Gather, from the listing beneath this task, every line holding the string "frac".

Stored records
[BEGIN]

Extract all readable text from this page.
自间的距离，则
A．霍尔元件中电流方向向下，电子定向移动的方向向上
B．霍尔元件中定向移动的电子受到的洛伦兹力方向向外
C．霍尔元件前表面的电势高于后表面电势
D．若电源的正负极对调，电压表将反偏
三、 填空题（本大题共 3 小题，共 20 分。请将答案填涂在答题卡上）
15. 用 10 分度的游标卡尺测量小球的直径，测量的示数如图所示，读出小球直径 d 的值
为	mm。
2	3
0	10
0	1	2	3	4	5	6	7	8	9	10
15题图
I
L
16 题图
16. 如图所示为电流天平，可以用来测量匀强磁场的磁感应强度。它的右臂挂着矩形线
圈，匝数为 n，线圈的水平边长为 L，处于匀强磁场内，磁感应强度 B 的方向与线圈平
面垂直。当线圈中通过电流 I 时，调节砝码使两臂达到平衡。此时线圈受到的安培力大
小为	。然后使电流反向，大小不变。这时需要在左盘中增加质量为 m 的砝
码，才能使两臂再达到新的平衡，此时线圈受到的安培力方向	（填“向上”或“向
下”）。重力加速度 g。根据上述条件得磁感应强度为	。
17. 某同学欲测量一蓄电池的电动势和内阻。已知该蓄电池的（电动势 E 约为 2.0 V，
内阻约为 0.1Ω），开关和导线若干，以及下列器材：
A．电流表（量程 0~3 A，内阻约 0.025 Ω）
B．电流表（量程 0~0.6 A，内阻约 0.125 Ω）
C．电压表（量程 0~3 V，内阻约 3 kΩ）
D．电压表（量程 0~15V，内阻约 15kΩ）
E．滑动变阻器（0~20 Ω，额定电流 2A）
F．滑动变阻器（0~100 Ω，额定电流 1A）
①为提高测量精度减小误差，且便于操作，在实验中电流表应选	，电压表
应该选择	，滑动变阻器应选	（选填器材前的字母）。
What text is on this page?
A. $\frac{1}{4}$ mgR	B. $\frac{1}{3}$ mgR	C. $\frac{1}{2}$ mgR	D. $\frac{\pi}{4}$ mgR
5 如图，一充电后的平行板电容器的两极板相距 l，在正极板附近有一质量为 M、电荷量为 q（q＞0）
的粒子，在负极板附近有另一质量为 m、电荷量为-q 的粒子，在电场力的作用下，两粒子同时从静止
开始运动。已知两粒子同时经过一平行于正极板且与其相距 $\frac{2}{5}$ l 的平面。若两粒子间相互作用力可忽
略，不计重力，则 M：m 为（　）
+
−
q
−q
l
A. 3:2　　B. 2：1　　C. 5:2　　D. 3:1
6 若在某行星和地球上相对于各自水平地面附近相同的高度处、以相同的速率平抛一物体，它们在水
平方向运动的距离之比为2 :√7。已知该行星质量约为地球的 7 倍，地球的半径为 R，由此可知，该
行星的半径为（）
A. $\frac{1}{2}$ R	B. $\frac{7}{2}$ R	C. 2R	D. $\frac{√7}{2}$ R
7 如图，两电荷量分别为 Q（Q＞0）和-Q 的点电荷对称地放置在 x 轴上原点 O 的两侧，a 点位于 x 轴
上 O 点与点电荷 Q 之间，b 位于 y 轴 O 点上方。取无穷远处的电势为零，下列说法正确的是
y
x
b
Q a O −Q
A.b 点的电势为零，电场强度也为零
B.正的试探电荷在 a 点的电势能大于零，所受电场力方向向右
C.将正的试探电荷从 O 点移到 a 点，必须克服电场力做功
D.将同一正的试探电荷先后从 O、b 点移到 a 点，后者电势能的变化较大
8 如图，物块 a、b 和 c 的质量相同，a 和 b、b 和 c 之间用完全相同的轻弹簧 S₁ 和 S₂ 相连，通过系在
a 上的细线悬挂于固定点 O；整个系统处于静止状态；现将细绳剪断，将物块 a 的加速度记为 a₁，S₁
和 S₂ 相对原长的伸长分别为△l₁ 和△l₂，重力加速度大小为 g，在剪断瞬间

[END]

◆ SOLUTION TO THE PROBLEM ◆
A. $\frac{1}{4}$ mgR	B. $\frac{1}{3}$ mgR	C. $\frac{1}{2}$ mgR	D. $\frac{\pi}{4}$ mgR
开始运动。已知两粒子同时经过一平行于正极板且与其相距 $\frac{2}{5}$ l 的平面。若两粒子间相互作用力可忽
A. $\frac{1}{2}$ R	B. $\frac{7}{2}$ R	C. 2R	D. $\frac{√7}{2}$ R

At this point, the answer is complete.